_Work instructions_
Find each line containing the string "ABONANDO". Copy it.
— begin Data supplied —
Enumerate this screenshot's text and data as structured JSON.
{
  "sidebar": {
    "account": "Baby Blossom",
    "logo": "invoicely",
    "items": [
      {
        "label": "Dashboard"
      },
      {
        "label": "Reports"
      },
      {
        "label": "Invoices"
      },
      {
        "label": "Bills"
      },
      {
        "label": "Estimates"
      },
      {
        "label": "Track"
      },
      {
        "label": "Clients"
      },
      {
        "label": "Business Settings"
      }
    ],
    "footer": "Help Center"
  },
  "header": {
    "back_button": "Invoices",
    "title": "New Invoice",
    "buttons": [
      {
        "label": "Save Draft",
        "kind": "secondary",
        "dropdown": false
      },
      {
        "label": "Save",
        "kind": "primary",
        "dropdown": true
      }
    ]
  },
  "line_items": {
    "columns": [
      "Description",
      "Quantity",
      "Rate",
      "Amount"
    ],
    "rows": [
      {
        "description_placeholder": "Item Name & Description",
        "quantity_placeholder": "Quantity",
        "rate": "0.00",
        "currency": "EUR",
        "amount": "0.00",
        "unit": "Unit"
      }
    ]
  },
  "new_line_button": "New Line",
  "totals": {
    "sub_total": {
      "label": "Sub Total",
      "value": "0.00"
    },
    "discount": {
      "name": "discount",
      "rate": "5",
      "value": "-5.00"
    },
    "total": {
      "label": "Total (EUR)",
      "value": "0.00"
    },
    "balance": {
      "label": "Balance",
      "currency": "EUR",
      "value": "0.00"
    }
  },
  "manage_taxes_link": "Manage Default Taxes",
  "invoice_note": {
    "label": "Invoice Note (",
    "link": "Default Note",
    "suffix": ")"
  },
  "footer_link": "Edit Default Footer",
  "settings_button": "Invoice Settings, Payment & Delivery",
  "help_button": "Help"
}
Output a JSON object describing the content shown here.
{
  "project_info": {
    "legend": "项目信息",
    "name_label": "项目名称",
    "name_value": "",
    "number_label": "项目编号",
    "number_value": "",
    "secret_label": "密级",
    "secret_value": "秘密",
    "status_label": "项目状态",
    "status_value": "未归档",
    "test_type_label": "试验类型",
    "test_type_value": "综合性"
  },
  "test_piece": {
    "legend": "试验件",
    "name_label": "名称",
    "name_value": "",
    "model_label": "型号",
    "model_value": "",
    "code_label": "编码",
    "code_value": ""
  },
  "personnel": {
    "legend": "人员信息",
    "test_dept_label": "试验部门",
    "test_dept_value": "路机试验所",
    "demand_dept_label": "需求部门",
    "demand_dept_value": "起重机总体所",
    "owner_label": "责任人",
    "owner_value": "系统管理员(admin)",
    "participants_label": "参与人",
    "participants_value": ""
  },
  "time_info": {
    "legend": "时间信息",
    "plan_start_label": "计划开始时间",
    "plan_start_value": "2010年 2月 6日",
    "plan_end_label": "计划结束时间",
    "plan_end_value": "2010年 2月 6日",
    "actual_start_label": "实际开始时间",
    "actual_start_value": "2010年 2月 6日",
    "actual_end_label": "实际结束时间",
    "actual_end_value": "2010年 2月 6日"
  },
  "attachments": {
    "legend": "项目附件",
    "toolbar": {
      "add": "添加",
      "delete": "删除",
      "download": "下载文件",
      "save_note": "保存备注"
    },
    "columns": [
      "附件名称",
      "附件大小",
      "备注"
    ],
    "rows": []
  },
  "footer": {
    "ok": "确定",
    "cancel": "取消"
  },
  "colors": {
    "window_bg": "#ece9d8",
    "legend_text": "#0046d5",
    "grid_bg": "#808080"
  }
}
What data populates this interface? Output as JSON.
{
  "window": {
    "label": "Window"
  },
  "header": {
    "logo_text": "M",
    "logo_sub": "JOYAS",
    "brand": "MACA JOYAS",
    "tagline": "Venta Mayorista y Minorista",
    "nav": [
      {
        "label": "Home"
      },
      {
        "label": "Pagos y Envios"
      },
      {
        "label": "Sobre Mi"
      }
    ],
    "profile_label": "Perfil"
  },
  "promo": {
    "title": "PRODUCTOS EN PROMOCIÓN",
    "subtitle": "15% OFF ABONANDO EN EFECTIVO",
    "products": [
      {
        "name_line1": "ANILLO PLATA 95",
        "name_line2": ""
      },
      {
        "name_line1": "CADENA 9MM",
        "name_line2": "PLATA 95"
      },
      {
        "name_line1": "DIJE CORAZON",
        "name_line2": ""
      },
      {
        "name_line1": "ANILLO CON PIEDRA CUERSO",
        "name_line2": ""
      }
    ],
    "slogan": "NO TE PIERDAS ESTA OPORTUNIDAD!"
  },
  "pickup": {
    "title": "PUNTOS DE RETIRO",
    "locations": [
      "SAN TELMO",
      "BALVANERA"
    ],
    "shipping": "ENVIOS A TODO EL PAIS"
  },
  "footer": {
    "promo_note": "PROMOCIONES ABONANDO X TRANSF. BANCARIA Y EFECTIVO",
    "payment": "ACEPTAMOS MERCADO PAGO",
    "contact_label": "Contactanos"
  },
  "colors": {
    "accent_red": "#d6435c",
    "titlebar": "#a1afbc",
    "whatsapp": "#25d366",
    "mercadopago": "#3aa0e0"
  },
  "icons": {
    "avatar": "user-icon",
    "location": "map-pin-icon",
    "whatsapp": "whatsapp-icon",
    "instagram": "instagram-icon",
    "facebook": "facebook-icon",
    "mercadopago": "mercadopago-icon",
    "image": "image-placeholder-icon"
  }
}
— end Data supplied —
_Written reply_
    "subtitle": "15% OFF ABONANDO EN EFECTIVO",
    "promo_note": "PROMOCIONES ABONANDO X TRANSF. BANCARIA Y EFECTIVO",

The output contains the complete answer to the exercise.